Répondez à ces questions d'après le texte sur le verbe « gérer » :
1. Où se trouvent les deux femmes qui parlent d'une amie commune ?
2. Quel est le titre du livre de Jean-Bertrand Pontalis d'où provient le passage cité ?
3. De quel mot latin le mot « commerce » est-il emprunté ?

### TEXTE DU DOCUMENT
== == ==

Gérer
19 octobre 2025« Deux femmes dans un café parlent d’une amie commune. « Comment l’as-tu trouvée ? — Pas bien du tout. — La pauvre ! —Que veux-tu, elle ne sait pas gérer son deuil. »
Le deuil, la mort de l’homme que cette femme aimait, objet d’une bonne ou mauvaise gestion ! Gérer son budget, gérer son temps, gérer son énergie, gérer son angoisse et même, un comble ! gérer ses passions…Voici que le vocabulaire marchand gagne ce qu’il y a en nous de plus intime, de plus obscur.
J’ai honte pour ces deux femmes qui ignorent qu’on peut être fou de douleur et qui « gèrent » à petites gorgées leur apéritif du soir…Admettre qu’il y a en nous une machinerie avec son mode d’agencement particulier, c’est une chose…Que je gère mon deuil, que j’apprenne à « négocier » ma douleur, qu’on me prescrive un mode d’emploi, non. » C’est ce qu’écrit Jean-Bertrand Pontalis dans son livre intitulé Fenêtres.
Gérant
On devient donc gérant de sa propre vie, d’où il faut bannir toute ingérence. Le mot commerce est Emprunté. au latin commercium « négoce; lieu où se fait le commerce; droit de commercer » et « rapports, relations humaines, relations charnelles. » De ce commerce, on ne garde désormais que l’aspect marchand souligné par Jean-Baptiste Pontalis .
Puisque de commerce il est question, encore une citation de Pontalis citant Winnicott : « To my patients who have pais to teach me. » Les patients payent leur psychanalyste pour les enseigner. L’idée est plaisante, au point que les politiciens l’ont adoptée. Nous payons leur statut afin qu’ils apprennent à nous gouverner. Combien déclarent que le pouvoir leur a beaucoup appris. Ils aiment tellement progresser qu’ils ne veulent plus le quitter. Nos élus apprennent à nous gérer d’un mandat à un autre. Au profit de qui ? On ne sait trop.

== == ==

### MATÉRIEL FOURNI
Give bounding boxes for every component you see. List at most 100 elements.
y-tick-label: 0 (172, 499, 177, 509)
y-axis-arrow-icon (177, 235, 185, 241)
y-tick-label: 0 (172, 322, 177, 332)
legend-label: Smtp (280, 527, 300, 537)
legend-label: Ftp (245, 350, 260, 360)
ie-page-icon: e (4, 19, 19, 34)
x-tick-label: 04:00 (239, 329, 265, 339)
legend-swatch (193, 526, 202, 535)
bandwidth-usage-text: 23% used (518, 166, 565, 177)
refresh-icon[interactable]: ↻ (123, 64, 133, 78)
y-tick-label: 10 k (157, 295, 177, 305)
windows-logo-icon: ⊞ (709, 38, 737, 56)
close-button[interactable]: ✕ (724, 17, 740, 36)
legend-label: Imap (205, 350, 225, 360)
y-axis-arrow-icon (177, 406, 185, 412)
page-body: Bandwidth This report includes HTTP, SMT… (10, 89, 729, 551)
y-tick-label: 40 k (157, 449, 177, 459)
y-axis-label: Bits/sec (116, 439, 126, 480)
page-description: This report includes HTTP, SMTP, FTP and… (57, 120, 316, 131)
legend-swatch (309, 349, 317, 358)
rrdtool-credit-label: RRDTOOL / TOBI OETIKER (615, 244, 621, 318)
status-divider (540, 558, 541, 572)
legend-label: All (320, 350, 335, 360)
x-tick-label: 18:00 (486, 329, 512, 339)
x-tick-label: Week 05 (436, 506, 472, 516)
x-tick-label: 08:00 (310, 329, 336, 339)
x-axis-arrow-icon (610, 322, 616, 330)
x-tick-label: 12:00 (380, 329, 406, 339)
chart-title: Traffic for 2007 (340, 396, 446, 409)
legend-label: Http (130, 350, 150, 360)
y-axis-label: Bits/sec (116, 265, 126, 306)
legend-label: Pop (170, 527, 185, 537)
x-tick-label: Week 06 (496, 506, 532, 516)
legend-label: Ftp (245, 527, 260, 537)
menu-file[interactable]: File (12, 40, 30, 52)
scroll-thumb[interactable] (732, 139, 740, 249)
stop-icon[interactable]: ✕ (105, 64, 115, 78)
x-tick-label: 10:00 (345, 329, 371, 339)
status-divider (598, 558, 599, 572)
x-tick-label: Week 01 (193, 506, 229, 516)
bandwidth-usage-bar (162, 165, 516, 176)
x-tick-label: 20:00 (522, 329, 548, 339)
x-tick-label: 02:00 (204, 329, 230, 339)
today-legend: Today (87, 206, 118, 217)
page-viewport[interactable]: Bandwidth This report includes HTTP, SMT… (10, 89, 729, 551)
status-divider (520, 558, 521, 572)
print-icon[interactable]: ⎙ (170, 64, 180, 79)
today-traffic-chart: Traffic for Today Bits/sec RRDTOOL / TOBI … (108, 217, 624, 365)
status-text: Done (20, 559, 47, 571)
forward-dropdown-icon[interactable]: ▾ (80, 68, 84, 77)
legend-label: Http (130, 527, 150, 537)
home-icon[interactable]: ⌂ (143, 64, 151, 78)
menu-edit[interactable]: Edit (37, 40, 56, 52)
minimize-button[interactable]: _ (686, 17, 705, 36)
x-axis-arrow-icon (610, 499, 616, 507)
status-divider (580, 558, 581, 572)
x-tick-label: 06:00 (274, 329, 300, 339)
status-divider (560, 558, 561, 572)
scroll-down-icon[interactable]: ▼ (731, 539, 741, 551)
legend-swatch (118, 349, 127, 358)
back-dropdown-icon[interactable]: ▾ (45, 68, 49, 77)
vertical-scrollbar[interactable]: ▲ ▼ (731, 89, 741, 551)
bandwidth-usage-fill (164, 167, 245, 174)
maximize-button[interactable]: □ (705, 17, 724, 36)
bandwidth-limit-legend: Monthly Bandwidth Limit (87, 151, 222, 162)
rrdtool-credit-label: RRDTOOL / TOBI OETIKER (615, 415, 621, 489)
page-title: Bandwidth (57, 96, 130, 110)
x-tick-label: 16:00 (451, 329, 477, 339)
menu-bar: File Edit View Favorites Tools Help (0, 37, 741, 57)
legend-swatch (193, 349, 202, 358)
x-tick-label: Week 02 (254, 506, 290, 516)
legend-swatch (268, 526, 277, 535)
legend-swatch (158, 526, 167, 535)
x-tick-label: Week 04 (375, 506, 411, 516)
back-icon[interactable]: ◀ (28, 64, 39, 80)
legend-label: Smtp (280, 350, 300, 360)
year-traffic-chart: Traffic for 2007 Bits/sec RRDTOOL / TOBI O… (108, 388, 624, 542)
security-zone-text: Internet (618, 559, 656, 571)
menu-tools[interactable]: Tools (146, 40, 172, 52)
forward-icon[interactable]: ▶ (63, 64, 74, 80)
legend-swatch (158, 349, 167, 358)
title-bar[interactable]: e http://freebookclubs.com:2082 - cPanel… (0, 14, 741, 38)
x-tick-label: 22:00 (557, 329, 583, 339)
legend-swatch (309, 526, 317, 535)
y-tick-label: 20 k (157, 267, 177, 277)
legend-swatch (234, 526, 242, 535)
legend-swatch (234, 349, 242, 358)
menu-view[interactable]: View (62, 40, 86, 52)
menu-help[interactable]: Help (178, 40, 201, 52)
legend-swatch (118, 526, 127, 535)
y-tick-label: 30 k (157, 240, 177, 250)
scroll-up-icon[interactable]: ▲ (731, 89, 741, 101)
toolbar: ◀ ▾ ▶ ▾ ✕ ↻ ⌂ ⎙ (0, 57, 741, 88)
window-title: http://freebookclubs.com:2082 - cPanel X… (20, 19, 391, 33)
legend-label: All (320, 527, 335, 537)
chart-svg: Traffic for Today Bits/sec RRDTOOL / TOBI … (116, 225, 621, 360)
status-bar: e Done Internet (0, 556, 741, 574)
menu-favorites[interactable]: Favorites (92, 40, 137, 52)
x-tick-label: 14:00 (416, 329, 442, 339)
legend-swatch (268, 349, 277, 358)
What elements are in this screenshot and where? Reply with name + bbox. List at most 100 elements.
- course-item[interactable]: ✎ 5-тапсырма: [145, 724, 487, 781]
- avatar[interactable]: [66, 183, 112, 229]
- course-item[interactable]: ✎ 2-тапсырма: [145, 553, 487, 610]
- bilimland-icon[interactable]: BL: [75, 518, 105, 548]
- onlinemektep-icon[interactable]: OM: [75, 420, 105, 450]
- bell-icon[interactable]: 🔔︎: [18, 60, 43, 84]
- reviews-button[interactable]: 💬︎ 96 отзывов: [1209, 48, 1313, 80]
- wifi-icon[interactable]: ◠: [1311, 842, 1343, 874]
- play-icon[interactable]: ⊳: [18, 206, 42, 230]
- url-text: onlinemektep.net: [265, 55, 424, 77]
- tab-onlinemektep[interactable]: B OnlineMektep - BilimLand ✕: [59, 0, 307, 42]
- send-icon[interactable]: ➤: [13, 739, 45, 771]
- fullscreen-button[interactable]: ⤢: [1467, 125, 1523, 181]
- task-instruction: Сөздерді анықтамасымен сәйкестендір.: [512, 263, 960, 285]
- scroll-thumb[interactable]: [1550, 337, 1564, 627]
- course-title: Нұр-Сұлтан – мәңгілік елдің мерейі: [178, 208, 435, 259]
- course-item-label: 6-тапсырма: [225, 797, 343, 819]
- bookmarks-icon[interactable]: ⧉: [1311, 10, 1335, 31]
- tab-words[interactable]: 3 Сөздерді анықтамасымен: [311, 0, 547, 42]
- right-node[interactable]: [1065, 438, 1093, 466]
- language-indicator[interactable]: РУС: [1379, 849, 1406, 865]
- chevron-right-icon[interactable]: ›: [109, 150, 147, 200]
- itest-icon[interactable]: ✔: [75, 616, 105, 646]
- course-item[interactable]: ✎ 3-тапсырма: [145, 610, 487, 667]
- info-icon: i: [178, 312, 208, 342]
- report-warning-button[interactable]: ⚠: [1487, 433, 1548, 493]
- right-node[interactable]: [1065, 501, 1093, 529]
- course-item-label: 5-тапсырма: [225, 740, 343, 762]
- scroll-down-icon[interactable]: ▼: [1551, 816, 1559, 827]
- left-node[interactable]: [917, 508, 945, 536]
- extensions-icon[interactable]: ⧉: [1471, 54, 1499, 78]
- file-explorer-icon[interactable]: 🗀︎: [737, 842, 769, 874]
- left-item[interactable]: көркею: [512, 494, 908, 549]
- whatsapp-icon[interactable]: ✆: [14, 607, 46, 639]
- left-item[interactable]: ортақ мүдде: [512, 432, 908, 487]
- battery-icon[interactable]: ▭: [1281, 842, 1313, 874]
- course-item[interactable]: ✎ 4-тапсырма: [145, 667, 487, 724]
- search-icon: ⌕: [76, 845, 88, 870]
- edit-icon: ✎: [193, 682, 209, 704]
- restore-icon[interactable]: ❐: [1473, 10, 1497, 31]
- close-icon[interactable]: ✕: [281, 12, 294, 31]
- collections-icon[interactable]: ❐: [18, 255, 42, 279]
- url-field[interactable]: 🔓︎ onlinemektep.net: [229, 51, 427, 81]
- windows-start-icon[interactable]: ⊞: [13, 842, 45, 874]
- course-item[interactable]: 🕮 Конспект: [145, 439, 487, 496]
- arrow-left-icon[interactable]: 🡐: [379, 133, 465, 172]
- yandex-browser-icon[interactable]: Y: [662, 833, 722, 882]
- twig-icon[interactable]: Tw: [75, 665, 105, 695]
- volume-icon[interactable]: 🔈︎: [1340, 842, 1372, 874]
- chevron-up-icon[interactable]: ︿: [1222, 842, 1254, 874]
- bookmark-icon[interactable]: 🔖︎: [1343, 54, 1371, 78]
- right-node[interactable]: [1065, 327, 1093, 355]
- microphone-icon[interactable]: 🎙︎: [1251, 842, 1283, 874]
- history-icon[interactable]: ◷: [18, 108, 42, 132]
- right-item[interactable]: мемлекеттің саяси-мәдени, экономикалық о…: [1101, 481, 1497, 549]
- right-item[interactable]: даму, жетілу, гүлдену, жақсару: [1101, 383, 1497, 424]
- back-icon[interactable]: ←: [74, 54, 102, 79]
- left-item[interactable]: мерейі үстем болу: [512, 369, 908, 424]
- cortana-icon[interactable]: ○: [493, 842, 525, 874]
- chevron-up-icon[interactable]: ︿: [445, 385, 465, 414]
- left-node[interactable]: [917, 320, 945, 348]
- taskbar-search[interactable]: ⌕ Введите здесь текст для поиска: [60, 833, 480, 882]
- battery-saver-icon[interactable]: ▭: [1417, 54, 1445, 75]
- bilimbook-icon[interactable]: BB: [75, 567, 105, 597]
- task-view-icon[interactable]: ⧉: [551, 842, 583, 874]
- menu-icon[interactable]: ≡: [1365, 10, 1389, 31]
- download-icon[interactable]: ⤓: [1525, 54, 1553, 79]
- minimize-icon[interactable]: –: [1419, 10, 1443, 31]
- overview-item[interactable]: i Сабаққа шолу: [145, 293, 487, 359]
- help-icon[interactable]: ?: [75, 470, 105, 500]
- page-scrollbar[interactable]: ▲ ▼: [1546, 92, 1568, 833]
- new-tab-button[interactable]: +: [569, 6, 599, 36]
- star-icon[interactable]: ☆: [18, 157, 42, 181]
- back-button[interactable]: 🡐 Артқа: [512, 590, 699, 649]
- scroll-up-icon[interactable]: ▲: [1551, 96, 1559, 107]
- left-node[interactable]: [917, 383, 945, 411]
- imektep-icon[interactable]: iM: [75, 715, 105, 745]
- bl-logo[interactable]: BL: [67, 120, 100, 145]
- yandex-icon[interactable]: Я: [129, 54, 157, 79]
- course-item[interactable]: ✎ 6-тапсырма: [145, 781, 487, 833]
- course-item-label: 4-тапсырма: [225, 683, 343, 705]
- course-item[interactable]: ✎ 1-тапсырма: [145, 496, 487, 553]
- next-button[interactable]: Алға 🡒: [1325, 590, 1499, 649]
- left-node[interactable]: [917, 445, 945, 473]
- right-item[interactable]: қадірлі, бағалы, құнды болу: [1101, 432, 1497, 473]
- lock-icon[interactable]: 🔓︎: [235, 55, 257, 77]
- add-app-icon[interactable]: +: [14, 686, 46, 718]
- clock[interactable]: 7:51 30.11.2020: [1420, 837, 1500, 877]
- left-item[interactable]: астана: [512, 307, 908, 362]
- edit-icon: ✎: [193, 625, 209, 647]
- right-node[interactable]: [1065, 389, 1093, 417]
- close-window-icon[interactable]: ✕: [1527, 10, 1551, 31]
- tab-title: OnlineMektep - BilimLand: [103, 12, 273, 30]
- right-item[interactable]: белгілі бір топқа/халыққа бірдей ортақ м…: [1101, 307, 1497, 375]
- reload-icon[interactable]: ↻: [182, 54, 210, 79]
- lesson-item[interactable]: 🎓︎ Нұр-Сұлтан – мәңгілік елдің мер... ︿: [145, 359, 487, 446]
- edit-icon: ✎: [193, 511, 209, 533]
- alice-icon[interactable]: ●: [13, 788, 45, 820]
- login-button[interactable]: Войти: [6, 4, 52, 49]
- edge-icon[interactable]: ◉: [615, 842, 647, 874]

== == ==

### RÉSULTAT
1. Dans un café.
2. Fenêtres.
3. Commercium.